● Data listing

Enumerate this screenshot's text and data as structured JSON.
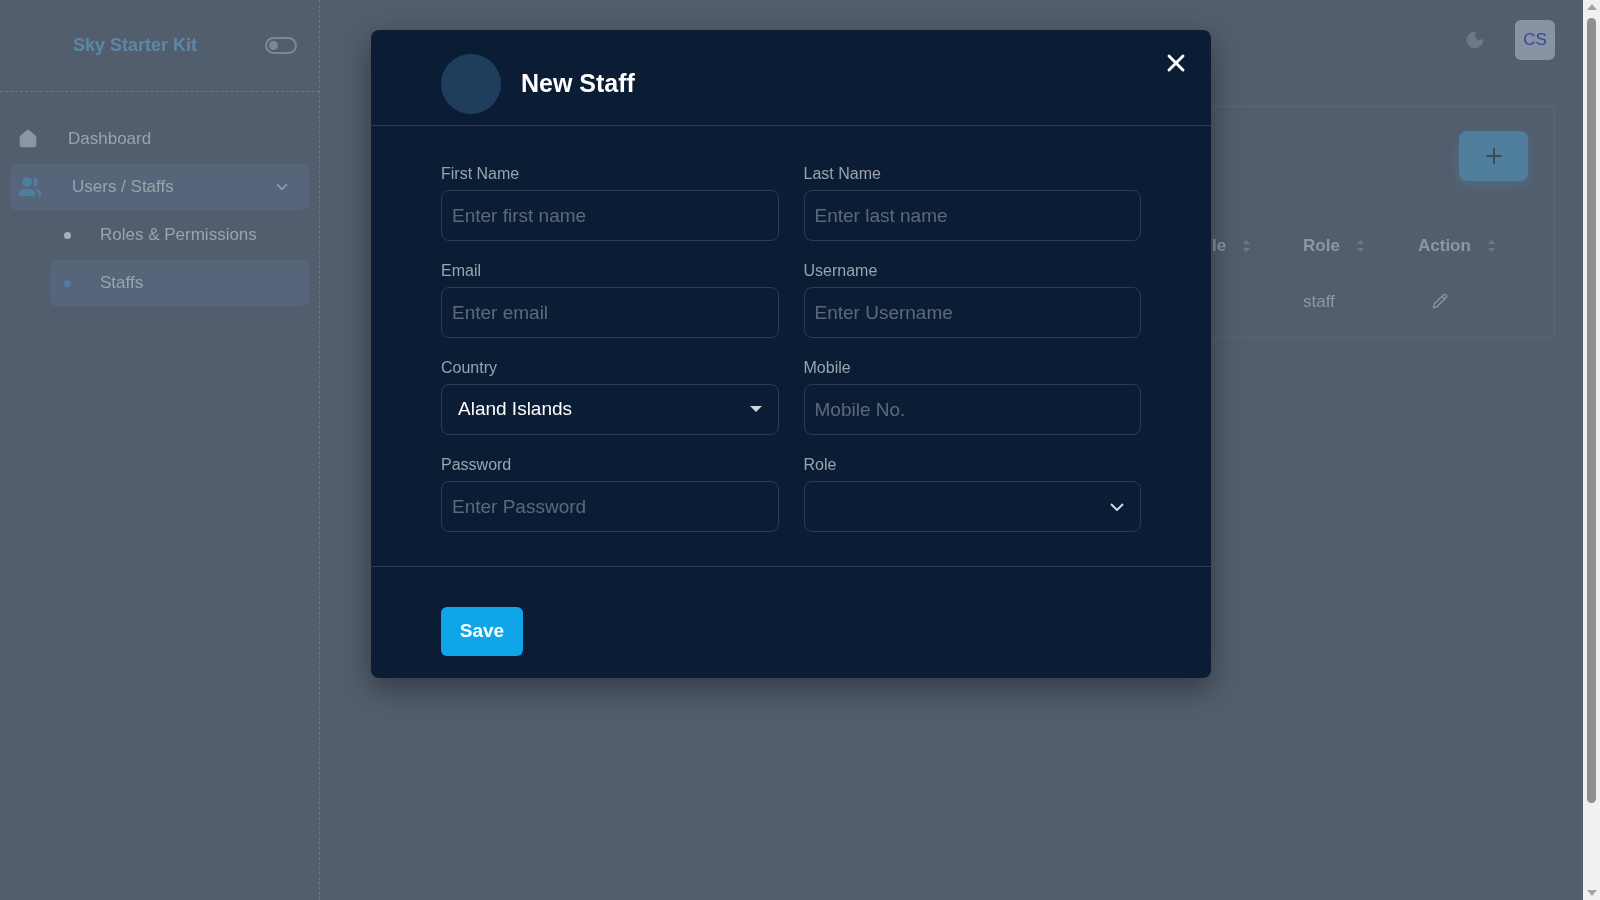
{
  "sidebar": {
    "brand": "Sky Starter Kit",
    "toggle_on": false,
    "items": [
      {
        "kind": "link",
        "label": "Dashboard",
        "selected": false
      },
      {
        "kind": "group",
        "label": "Users / Staffs",
        "expanded": true,
        "selected": true,
        "children": [
          {
            "label": "Roles & Permissions",
            "selected": false
          },
          {
            "label": "Staffs",
            "selected": true
          }
        ]
      }
    ]
  },
  "header": {
    "avatar_initials": "CS"
  },
  "table": {
    "columns": [
      {
        "label": "le"
      },
      {
        "label": "Role"
      },
      {
        "label": "Action"
      }
    ],
    "rows": [
      {
        "cells": [
          {
            "kind": "empty"
          },
          {
            "kind": "text",
            "text": "staff"
          },
          {
            "kind": "edit"
          }
        ]
      }
    ]
  },
  "modal": {
    "title": "New Staff",
    "fields": [
      {
        "kind": "input",
        "label": "First Name",
        "placeholder": "Enter first name"
      },
      {
        "kind": "input",
        "label": "Last Name",
        "placeholder": "Enter last name"
      },
      {
        "kind": "input",
        "label": "Email",
        "placeholder": "Enter email"
      },
      {
        "kind": "input",
        "label": "Username",
        "placeholder": "Enter Username"
      },
      {
        "kind": "country",
        "label": "Country",
        "value": "Aland Islands"
      },
      {
        "kind": "input",
        "label": "Mobile",
        "placeholder": "Mobile No."
      },
      {
        "kind": "input",
        "label": "Password",
        "placeholder": "Enter Password"
      },
      {
        "kind": "select",
        "label": "Role"
      }
    ],
    "save_label": "Save"
  }
}
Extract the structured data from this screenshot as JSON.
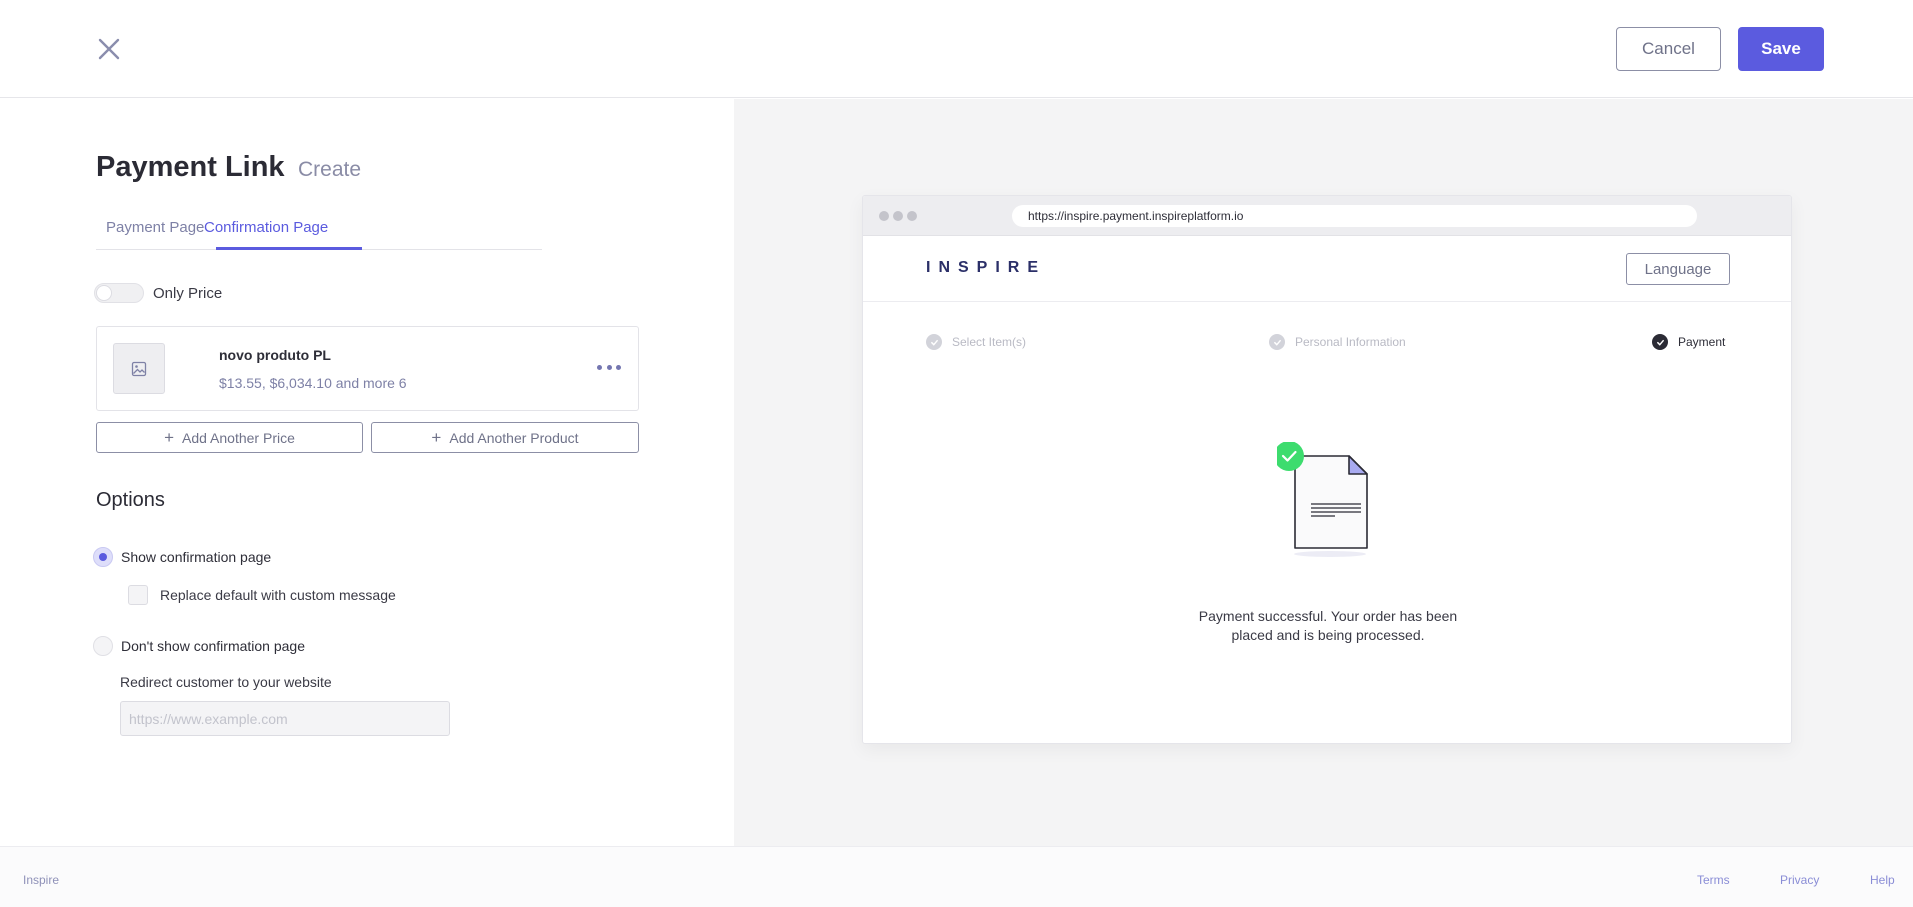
{
  "header": {
    "cancel_label": "Cancel",
    "save_label": "Save"
  },
  "page": {
    "title": "Payment Link",
    "subtitle": "Create"
  },
  "tabs": [
    {
      "label": "Payment Page",
      "active": false
    },
    {
      "label": "Confirmation Page",
      "active": true
    }
  ],
  "only_price": {
    "label": "Only Price",
    "enabled": false
  },
  "product": {
    "name": "novo produto PL",
    "prices": "$13.55, $6,034.10 and more 6"
  },
  "buttons": {
    "add_price": "Add Another Price",
    "add_product": "Add Another Product"
  },
  "options": {
    "title": "Options",
    "show_confirmation": "Show confirmation page",
    "replace_default": "Replace default with custom message",
    "dont_show": "Don't show confirmation page",
    "redirect_label": "Redirect customer to your website",
    "redirect_placeholder": "https://www.example.com",
    "selected": "show_confirmation"
  },
  "preview": {
    "url": "https://inspire.payment.inspireplatform.io",
    "brand": "INSPIRE",
    "language_label": "Language",
    "steps": [
      {
        "label": "Select Item(s)",
        "state": "done"
      },
      {
        "label": "Personal Information",
        "state": "done"
      },
      {
        "label": "Payment",
        "state": "current"
      }
    ],
    "success_message": "Payment successful. Your order has been placed and is being processed."
  },
  "footer": {
    "brand": "Inspire",
    "terms": "Terms",
    "privacy": "Privacy",
    "help": "Help"
  },
  "colors": {
    "accent": "#5b5bdf",
    "success": "#3ddc6e",
    "muted_text": "#7e81a6"
  }
}
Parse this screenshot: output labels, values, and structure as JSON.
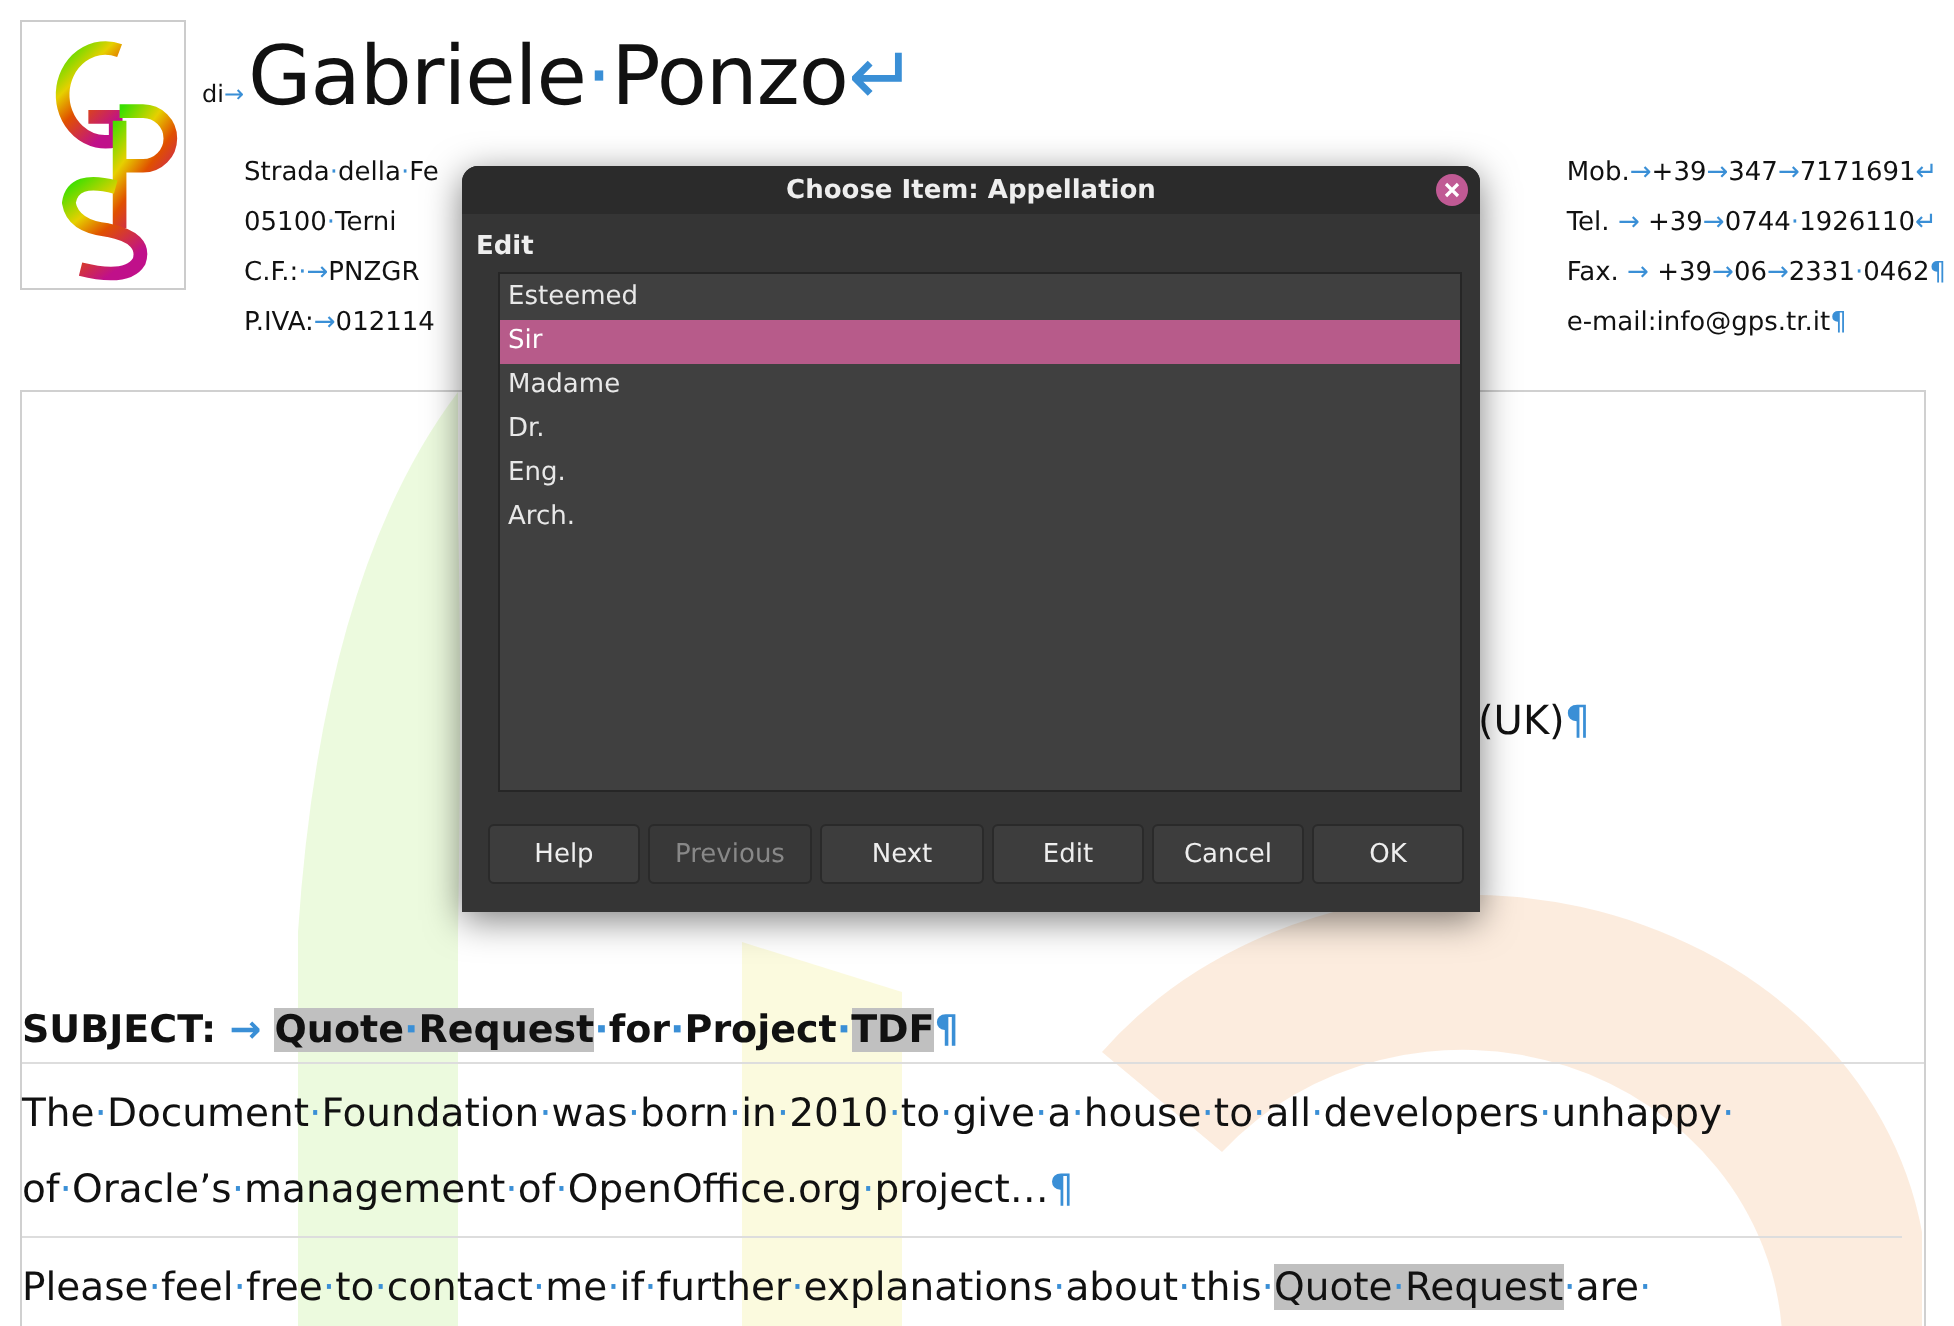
{
  "letterhead": {
    "prefix": "di→",
    "name": "Gabriele·Ponzo↵",
    "address": [
      "Strada·della·Fe",
      "05100·Terni",
      "C.F.:·→PNZGR",
      "P.IVA:→012114"
    ],
    "contacts": [
      "Mob.→+39→347→7171691↵",
      "Tel. → +39→0744·1926110↵",
      "Fax. → +39→06→2331·0462¶",
      "e-mail:info@gps.tr.it¶"
    ]
  },
  "document": {
    "country": "(UK)¶",
    "subject": [
      {
        "text": "SUBJECT:  →  ",
        "highlighted": false
      },
      {
        "text": "Quote·Request",
        "highlighted": true
      },
      {
        "text": "·for·Project·",
        "highlighted": false
      },
      {
        "text": "TDF",
        "highlighted": true
      },
      {
        "text": "¶",
        "highlighted": false
      }
    ],
    "paragraphs": [
      [
        {
          "text": "The·Document·Foundation·was·born·in·2010·to·give·a·house·to·all·developers·unhappy·of·Oracle’s·management·of·OpenOffice.org·project…¶",
          "highlighted": false
        }
      ],
      [
        {
          "text": "Please·feel·free·to·contact·me·if·further·explanations·about·this·",
          "highlighted": false
        },
        {
          "text": "Quote·Request",
          "highlighted": true
        },
        {
          "text": "·are·",
          "highlighted": false
        }
      ]
    ]
  },
  "dialog": {
    "title": "Choose Item: Appellation",
    "section": "Edit",
    "items": [
      {
        "label": "Esteemed",
        "selected": false
      },
      {
        "label": "Sir",
        "selected": true
      },
      {
        "label": "Madame",
        "selected": false
      },
      {
        "label": "Dr.",
        "selected": false
      },
      {
        "label": "Eng.",
        "selected": false
      },
      {
        "label": "Arch.",
        "selected": false
      }
    ],
    "buttons": [
      {
        "label": "Help",
        "disabled": false
      },
      {
        "label": "Previous",
        "disabled": true
      },
      {
        "label": "Next",
        "disabled": false
      },
      {
        "label": "Edit",
        "disabled": false
      },
      {
        "label": "Cancel",
        "disabled": false
      },
      {
        "label": "OK",
        "disabled": false
      }
    ]
  }
}
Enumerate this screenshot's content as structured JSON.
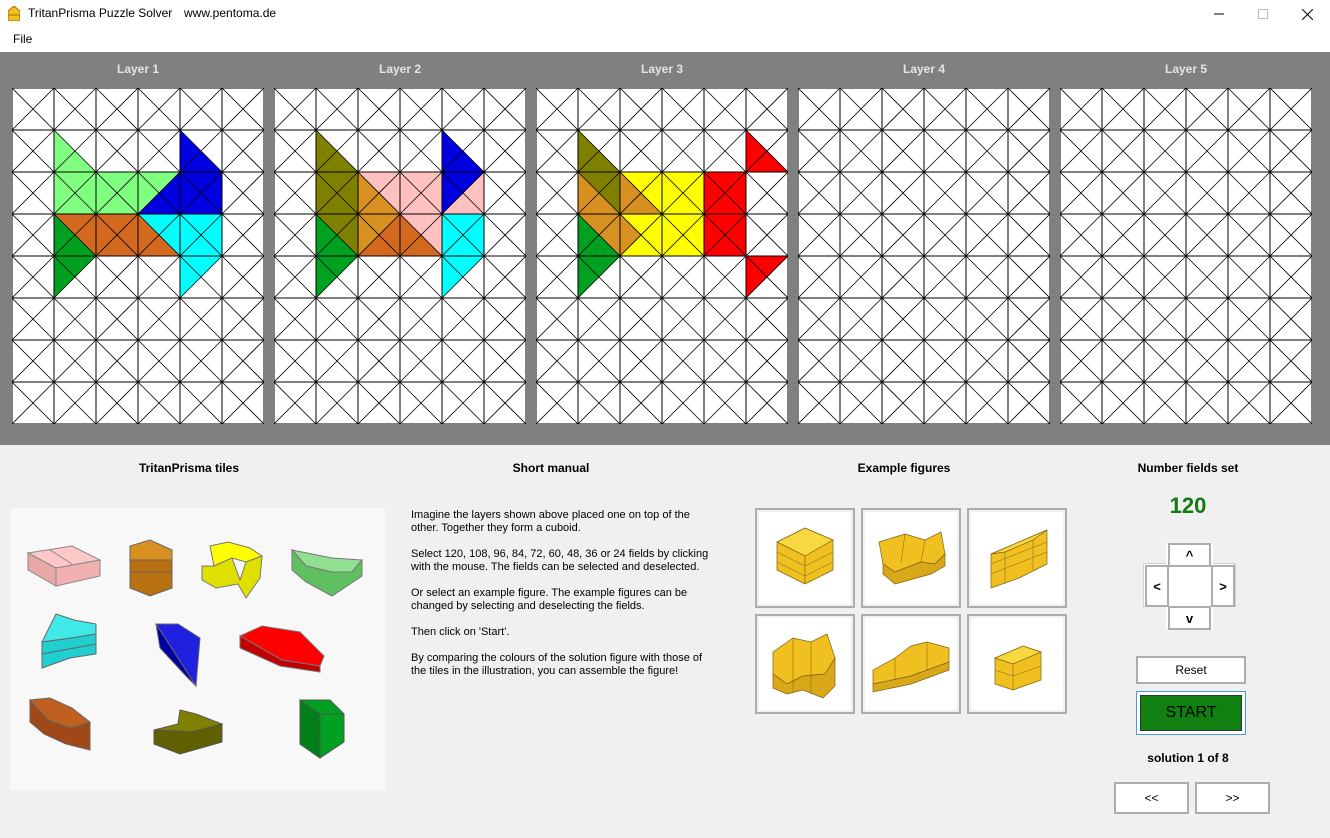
{
  "window": {
    "title": "TritanPrisma Puzzle Solver",
    "url": "www.pentoma.de",
    "minimize_icon": "minimize-icon",
    "maximize_icon": "maximize-icon",
    "close_icon": "close-icon"
  },
  "menu": {
    "file": "File"
  },
  "layers": [
    {
      "title": "Layer 1"
    },
    {
      "title": "Layer 2"
    },
    {
      "title": "Layer 3"
    },
    {
      "title": "Layer 4"
    },
    {
      "title": "Layer 5"
    }
  ],
  "grid": {
    "cols": 6,
    "rows": 8
  },
  "colors": {
    "light_green": "#80ff80",
    "blue": "#0000e0",
    "orange_brown": "#d2691e",
    "cyan": "#00ffff",
    "green": "#00a020",
    "olive": "#808000",
    "pink": "#ffc0c0",
    "dark_orange": "#d89020",
    "yellow": "#ffff00",
    "red": "#ff0000",
    "figure_yellow": "#f0c020",
    "start_green": "#108010",
    "count_green": "#107c10"
  },
  "sections": {
    "tiles_title": "TritanPrisma tiles",
    "manual_title": "Short manual",
    "figures_title": "Example figures",
    "fields_title": "Number fields set"
  },
  "manual": {
    "p1": "Imagine the layers shown above placed one on top of the other. Together they form a cuboid.",
    "p2": "Select 120, 108, 96, 84, 72, 60, 48, 36 or 24 fields by clicking with the mouse. The fields can be selected and deselected.",
    "p3": "Or select an example figure. The example figures can be changed by selecting and deselecting the fields.",
    "p4": "Then click on 'Start'.",
    "p5": "By comparing the colours of the solution figure with those of the tiles in the illustration, you can assemble the figure!"
  },
  "controls": {
    "fields_count": "120",
    "up": "^",
    "left": "<",
    "right": ">",
    "down": "v",
    "reset": "Reset",
    "start": "START",
    "solution_label": "solution",
    "solution_current": "1",
    "solution_of": "of",
    "solution_total": "8",
    "prev": "<<",
    "next": ">>"
  }
}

● What is being asked
Go through the records and show every line with the string "TritanPrisma" in it.

● Finished task
    "title": "TritanPrisma Puzzle Solver",
    "tiles_title": "TritanPrisma tiles",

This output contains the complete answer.